TASK BRIEF » In the listing below, count the lines containing the string "name" and state only the number.

GIVEN RECORDS »
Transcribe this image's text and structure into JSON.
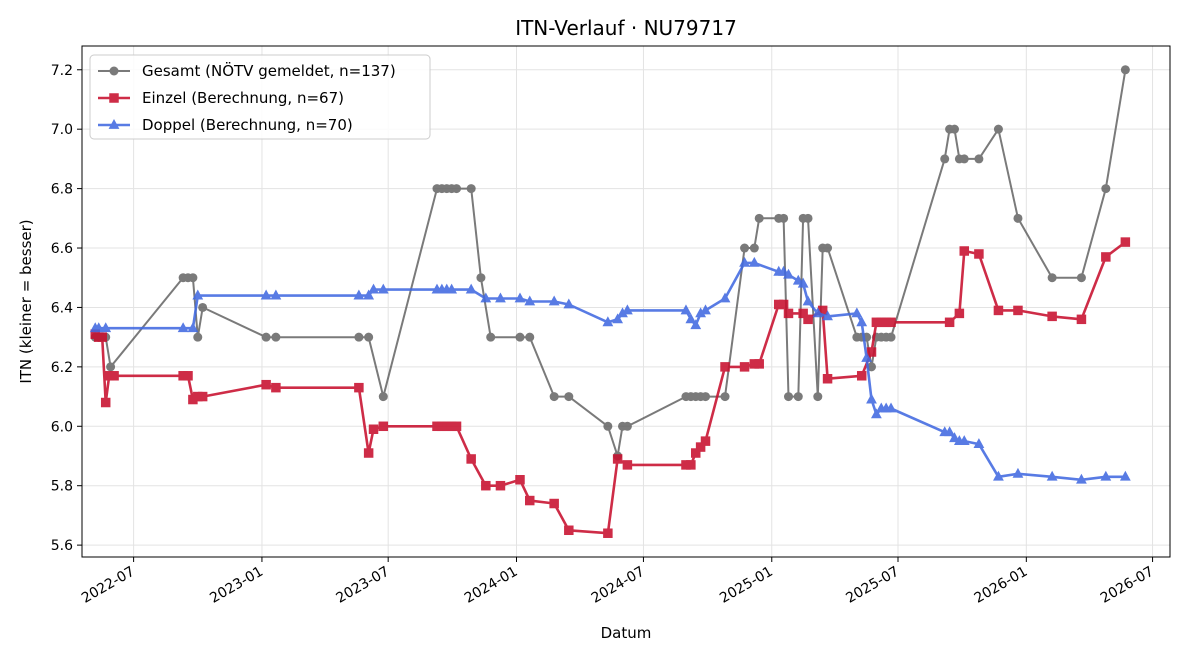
{
  "chart_data": {
    "type": "line",
    "title": "ITN-Verlauf · NU79717",
    "xlabel": "Datum",
    "ylabel": "ITN  (kleiner = besser)",
    "x_type": "date",
    "xlim": [
      "2022-04-18",
      "2026-07-26"
    ],
    "ylim": [
      5.56,
      7.28
    ],
    "grid": true,
    "legend_position": "top-left",
    "x_ticks": [
      "2022-07-01",
      "2023-01-01",
      "2023-07-01",
      "2024-01-01",
      "2024-07-01",
      "2025-01-01",
      "2025-07-01",
      "2026-01-01",
      "2026-07-01"
    ],
    "x_tick_labels": [
      "2022-07",
      "2023-01",
      "2023-07",
      "2024-01",
      "2024-07",
      "2025-01",
      "2025-07",
      "2026-01",
      "2026-07"
    ],
    "y_ticks": [
      5.6,
      5.8,
      6.0,
      6.2,
      6.4,
      6.6,
      6.8,
      7.0,
      7.2
    ],
    "y_tick_labels": [
      "5.6",
      "5.8",
      "6.0",
      "6.2",
      "6.4",
      "6.6",
      "6.8",
      "7.0",
      "7.2"
    ],
    "series": [
      {
        "name": "Gesamt (NÖTV gemeldet, n=137)",
        "color": "#555555",
        "marker": "circle",
        "x": [
          "2022-05-07",
          "2022-05-12",
          "2022-05-17",
          "2022-05-22",
          "2022-05-29",
          "2022-09-10",
          "2022-09-17",
          "2022-09-24",
          "2022-10-01",
          "2022-10-08",
          "2023-01-07",
          "2023-01-21",
          "2023-05-20",
          "2023-06-03",
          "2023-06-24",
          "2023-09-09",
          "2023-09-16",
          "2023-09-23",
          "2023-09-30",
          "2023-10-07",
          "2023-10-28",
          "2023-11-11",
          "2023-11-25",
          "2024-01-06",
          "2024-01-20",
          "2024-02-24",
          "2024-03-16",
          "2024-05-11",
          "2024-05-25",
          "2024-06-01",
          "2024-06-08",
          "2024-08-31",
          "2024-09-07",
          "2024-09-14",
          "2024-09-21",
          "2024-09-28",
          "2024-10-26",
          "2024-11-23",
          "2024-12-07",
          "2024-12-14",
          "2025-01-11",
          "2025-01-18",
          "2025-01-25",
          "2025-02-08",
          "2025-02-15",
          "2025-02-22",
          "2025-03-08",
          "2025-03-15",
          "2025-03-22",
          "2025-05-03",
          "2025-05-10",
          "2025-05-17",
          "2025-05-24",
          "2025-05-31",
          "2025-06-07",
          "2025-06-14",
          "2025-06-21",
          "2025-09-06",
          "2025-09-13",
          "2025-09-20",
          "2025-09-27",
          "2025-10-04",
          "2025-10-25",
          "2025-11-22",
          "2025-12-20",
          "2026-02-07",
          "2026-03-21",
          "2026-04-25",
          "2026-05-23"
        ],
        "y": [
          6.3,
          6.3,
          6.3,
          6.3,
          6.2,
          6.5,
          6.5,
          6.5,
          6.3,
          6.4,
          6.3,
          6.3,
          6.3,
          6.3,
          6.1,
          6.8,
          6.8,
          6.8,
          6.8,
          6.8,
          6.8,
          6.5,
          6.3,
          6.3,
          6.3,
          6.1,
          6.1,
          6.0,
          5.9,
          6.0,
          6.0,
          6.1,
          6.1,
          6.1,
          6.1,
          6.1,
          6.1,
          6.6,
          6.6,
          6.7,
          6.7,
          6.7,
          6.1,
          6.1,
          6.7,
          6.7,
          6.1,
          6.6,
          6.6,
          6.3,
          6.3,
          6.3,
          6.2,
          6.3,
          6.3,
          6.3,
          6.3,
          6.9,
          7.0,
          7.0,
          6.9,
          6.9,
          6.9,
          7.0,
          6.7,
          6.5,
          6.5,
          6.8,
          7.2
        ]
      },
      {
        "name": "Einzel (Berechnung, n=67)",
        "color": "#c8102e",
        "marker": "square",
        "x": [
          "2022-05-07",
          "2022-05-12",
          "2022-05-17",
          "2022-05-22",
          "2022-05-27",
          "2022-06-03",
          "2022-09-10",
          "2022-09-17",
          "2022-09-24",
          "2022-10-01",
          "2022-10-08",
          "2023-01-07",
          "2023-01-21",
          "2023-05-20",
          "2023-06-03",
          "2023-06-10",
          "2023-06-24",
          "2023-09-09",
          "2023-09-16",
          "2023-09-23",
          "2023-09-30",
          "2023-10-07",
          "2023-10-28",
          "2023-11-18",
          "2023-12-09",
          "2024-01-06",
          "2024-01-20",
          "2024-02-24",
          "2024-03-16",
          "2024-05-11",
          "2024-05-25",
          "2024-06-08",
          "2024-08-31",
          "2024-09-07",
          "2024-09-14",
          "2024-09-21",
          "2024-09-28",
          "2024-10-26",
          "2024-11-23",
          "2024-12-07",
          "2024-12-14",
          "2025-01-11",
          "2025-01-18",
          "2025-01-25",
          "2025-02-15",
          "2025-02-22",
          "2025-03-15",
          "2025-03-22",
          "2025-05-10",
          "2025-05-24",
          "2025-05-31",
          "2025-06-07",
          "2025-06-14",
          "2025-06-21",
          "2025-09-13",
          "2025-09-27",
          "2025-10-04",
          "2025-10-25",
          "2025-11-22",
          "2025-12-20",
          "2026-02-07",
          "2026-03-21",
          "2026-04-25",
          "2026-05-23"
        ],
        "y": [
          6.31,
          6.3,
          6.3,
          6.08,
          6.17,
          6.17,
          6.17,
          6.17,
          6.09,
          6.1,
          6.1,
          6.14,
          6.13,
          6.13,
          5.91,
          5.99,
          6.0,
          6.0,
          6.0,
          6.0,
          6.0,
          6.0,
          5.89,
          5.8,
          5.8,
          5.82,
          5.75,
          5.74,
          5.65,
          5.64,
          5.89,
          5.87,
          5.87,
          5.87,
          5.91,
          5.93,
          5.95,
          6.2,
          6.2,
          6.21,
          6.21,
          6.41,
          6.41,
          6.38,
          6.38,
          6.36,
          6.39,
          6.16,
          6.17,
          6.25,
          6.35,
          6.35,
          6.35,
          6.35,
          6.35,
          6.38,
          6.59,
          6.58,
          6.39,
          6.39,
          6.37,
          6.36,
          6.57,
          6.62
        ]
      },
      {
        "name": "Doppel (Berechnung, n=70)",
        "color": "#4169e1",
        "marker": "triangle",
        "x": [
          "2022-05-07",
          "2022-05-12",
          "2022-05-22",
          "2022-09-10",
          "2022-09-24",
          "2022-10-01",
          "2023-01-07",
          "2023-01-21",
          "2023-05-20",
          "2023-06-03",
          "2023-06-10",
          "2023-06-24",
          "2023-09-09",
          "2023-09-16",
          "2023-09-23",
          "2023-09-30",
          "2023-10-28",
          "2023-11-18",
          "2023-12-09",
          "2024-01-06",
          "2024-01-20",
          "2024-02-24",
          "2024-03-16",
          "2024-05-11",
          "2024-05-25",
          "2024-06-01",
          "2024-06-08",
          "2024-08-31",
          "2024-09-07",
          "2024-09-14",
          "2024-09-21",
          "2024-09-28",
          "2024-10-26",
          "2024-11-23",
          "2024-12-07",
          "2025-01-11",
          "2025-01-18",
          "2025-01-25",
          "2025-02-08",
          "2025-02-15",
          "2025-02-22",
          "2025-03-08",
          "2025-03-22",
          "2025-05-03",
          "2025-05-10",
          "2025-05-17",
          "2025-05-24",
          "2025-05-31",
          "2025-06-07",
          "2025-06-14",
          "2025-06-21",
          "2025-09-06",
          "2025-09-13",
          "2025-09-20",
          "2025-09-27",
          "2025-10-04",
          "2025-10-25",
          "2025-11-22",
          "2025-12-20",
          "2026-02-07",
          "2026-03-21",
          "2026-04-25",
          "2026-05-23"
        ],
        "y": [
          6.33,
          6.33,
          6.33,
          6.33,
          6.33,
          6.44,
          6.44,
          6.44,
          6.44,
          6.44,
          6.46,
          6.46,
          6.46,
          6.46,
          6.46,
          6.46,
          6.46,
          6.43,
          6.43,
          6.43,
          6.42,
          6.42,
          6.41,
          6.35,
          6.36,
          6.38,
          6.39,
          6.39,
          6.36,
          6.34,
          6.38,
          6.39,
          6.43,
          6.55,
          6.55,
          6.52,
          6.52,
          6.51,
          6.49,
          6.48,
          6.42,
          6.38,
          6.37,
          6.38,
          6.35,
          6.23,
          6.09,
          6.04,
          6.06,
          6.06,
          6.06,
          5.98,
          5.98,
          5.96,
          5.95,
          5.95,
          5.94,
          5.83,
          5.84,
          5.83,
          5.82,
          5.83,
          5.83
        ]
      }
    ]
  }
}
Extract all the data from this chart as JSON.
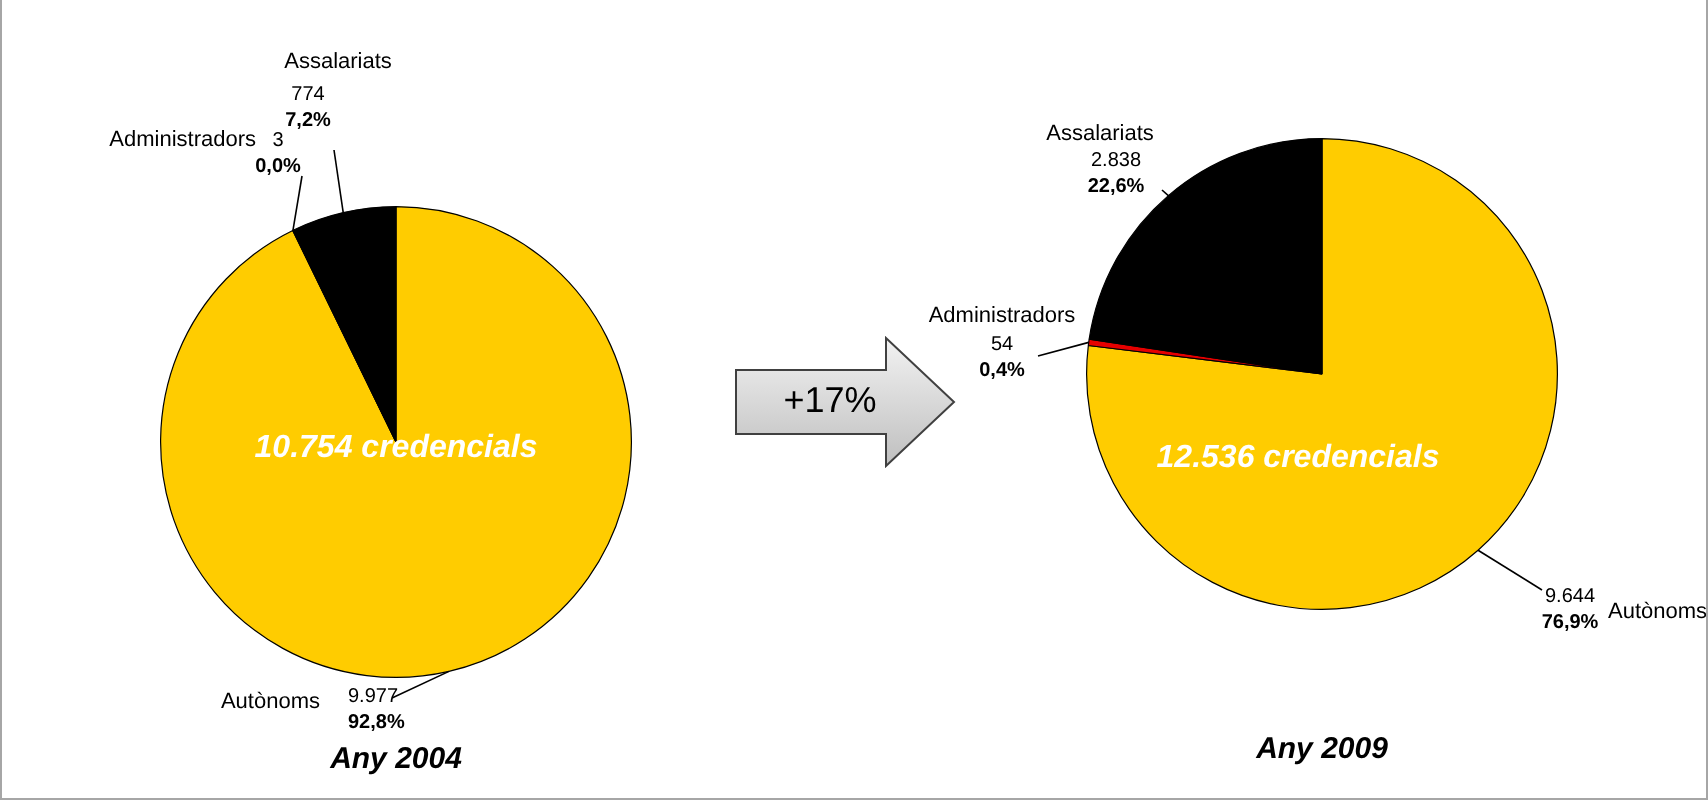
{
  "chart_data": [
    {
      "type": "pie",
      "title": "Any 2004",
      "categories": [
        "Autònoms",
        "Administradors",
        "Assalariats"
      ],
      "values": [
        9977,
        3,
        774
      ],
      "colors": [
        "#ffcc00",
        "#e60000",
        "#000000"
      ],
      "value_labels": [
        "9.977\n92,8%",
        "3\n0,0%",
        "774\n7,2%"
      ],
      "annotations": [
        "10.754 credencials"
      ],
      "legend": false
    },
    {
      "type": "pie",
      "title": "Any 2009",
      "categories": [
        "Autònoms",
        "Administradors",
        "Assalariats"
      ],
      "values": [
        9644,
        54,
        2838
      ],
      "colors": [
        "#ffcc00",
        "#e60000",
        "#000000"
      ],
      "value_labels": [
        "9.644\n76,9%",
        "54\n0,4%",
        "2.838\n22,6%"
      ],
      "annotations": [
        "12.536 credencials",
        "+17%"
      ],
      "legend": false
    }
  ]
}
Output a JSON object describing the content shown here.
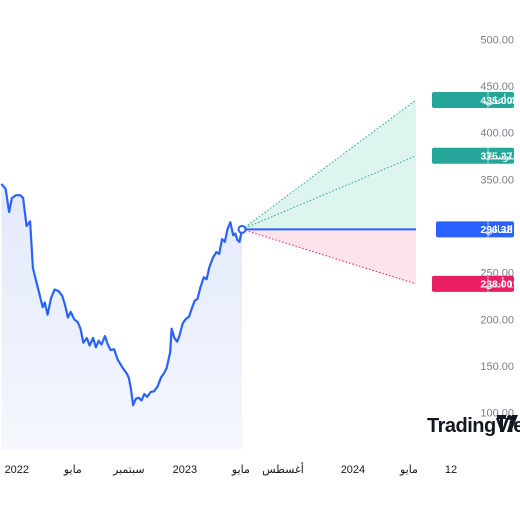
{
  "chart_data": {
    "type": "line",
    "title": "",
    "xlabel": "",
    "ylabel": "",
    "ylim": [
      60,
      510
    ],
    "y_ticks": [
      "500.00",
      "450.00",
      "400.00",
      "350.00",
      "300.00",
      "250.00",
      "200.00",
      "150.00",
      "100.00"
    ],
    "y_tick_values": [
      500,
      450,
      400,
      350,
      300,
      250,
      200,
      150,
      100
    ],
    "x_ticks": [
      {
        "label": "2022",
        "month": 0
      },
      {
        "label": "مايو",
        "month": 4
      },
      {
        "label": "سبتمبر",
        "month": 8
      },
      {
        "label": "2023",
        "month": 12
      },
      {
        "label": "مايو",
        "month": 16
      },
      {
        "label": "أغسطس",
        "month": 19
      },
      {
        "label": "2024",
        "month": 24
      },
      {
        "label": "مايو",
        "month": 28
      },
      {
        "label": "12",
        "month": 31
      }
    ],
    "xlim_months": [
      -1.2,
      33.5
    ],
    "series": [
      {
        "values": [
          [
            -1.1,
            345
          ],
          [
            -0.8,
            340
          ],
          [
            -0.55,
            315
          ],
          [
            -0.35,
            330
          ],
          [
            -0.05,
            333
          ],
          [
            0.25,
            333
          ],
          [
            0.45,
            330
          ],
          [
            0.7,
            300
          ],
          [
            0.95,
            305
          ],
          [
            1.15,
            255
          ],
          [
            1.4,
            240
          ],
          [
            1.6,
            228
          ],
          [
            1.85,
            213
          ],
          [
            2.0,
            218
          ],
          [
            2.2,
            205
          ],
          [
            2.45,
            223
          ],
          [
            2.7,
            232
          ],
          [
            3.0,
            230
          ],
          [
            3.25,
            225
          ],
          [
            3.45,
            215
          ],
          [
            3.65,
            202
          ],
          [
            3.85,
            208
          ],
          [
            4.1,
            200
          ],
          [
            4.35,
            197
          ],
          [
            4.55,
            190
          ],
          [
            4.75,
            175
          ],
          [
            5.0,
            180
          ],
          [
            5.2,
            172
          ],
          [
            5.45,
            180
          ],
          [
            5.65,
            170
          ],
          [
            5.85,
            177
          ],
          [
            6.05,
            173
          ],
          [
            6.3,
            182
          ],
          [
            6.5,
            173
          ],
          [
            6.7,
            167
          ],
          [
            6.95,
            168
          ],
          [
            7.2,
            157
          ],
          [
            7.4,
            152
          ],
          [
            7.6,
            147
          ],
          [
            7.85,
            142
          ],
          [
            8.0,
            137
          ],
          [
            8.15,
            125
          ],
          [
            8.3,
            108
          ],
          [
            8.5,
            115
          ],
          [
            8.7,
            116
          ],
          [
            8.9,
            113
          ],
          [
            9.1,
            120
          ],
          [
            9.3,
            117
          ],
          [
            9.55,
            122
          ],
          [
            9.8,
            123
          ],
          [
            10.05,
            128
          ],
          [
            10.3,
            138
          ],
          [
            10.5,
            142
          ],
          [
            10.7,
            148
          ],
          [
            10.95,
            165
          ],
          [
            11.05,
            190
          ],
          [
            11.25,
            180
          ],
          [
            11.45,
            176
          ],
          [
            11.6,
            182
          ],
          [
            11.85,
            196
          ],
          [
            12.05,
            200
          ],
          [
            12.3,
            203
          ],
          [
            12.5,
            212
          ],
          [
            12.7,
            220
          ],
          [
            12.9,
            222
          ],
          [
            13.1,
            234
          ],
          [
            13.35,
            245
          ],
          [
            13.55,
            243
          ],
          [
            13.75,
            256
          ],
          [
            14.0,
            266
          ],
          [
            14.25,
            272
          ],
          [
            14.45,
            270
          ],
          [
            14.65,
            286
          ],
          [
            14.85,
            283
          ],
          [
            15.05,
            297
          ],
          [
            15.25,
            304
          ],
          [
            15.45,
            290
          ],
          [
            15.6,
            292
          ],
          [
            15.75,
            285
          ],
          [
            15.9,
            283
          ],
          [
            16.08,
            296.38
          ]
        ]
      }
    ],
    "current_month": 16.08,
    "forecast_month": 28.5,
    "forecast": [
      {
        "key": "high",
        "label": "+46.77% أعلى",
        "value": 435.0,
        "display": "435.00",
        "color": "#26a69a"
      },
      {
        "key": "avg",
        "label": "+26.62% متوسط",
        "value": 375.27,
        "display": "375.27",
        "color": "#26a69a"
      },
      {
        "key": "current",
        "label": "الاشتراك الحالي",
        "value": 296.38,
        "display": "296.38",
        "color": "#2962ff"
      },
      {
        "key": "low",
        "label": "-19.70% أدنى",
        "value": 238.0,
        "display": "238.00",
        "color": "#e91e63"
      }
    ],
    "colors": {
      "line": "#2962ff",
      "area_fill": "#e8edfb",
      "upside_fill": "#ddf5ee",
      "downside_fill": "#fde4ea",
      "green_line": "#26a69a",
      "red_line": "#e91e63"
    },
    "watermark": "TradingView"
  }
}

CORRECT RESULT » 3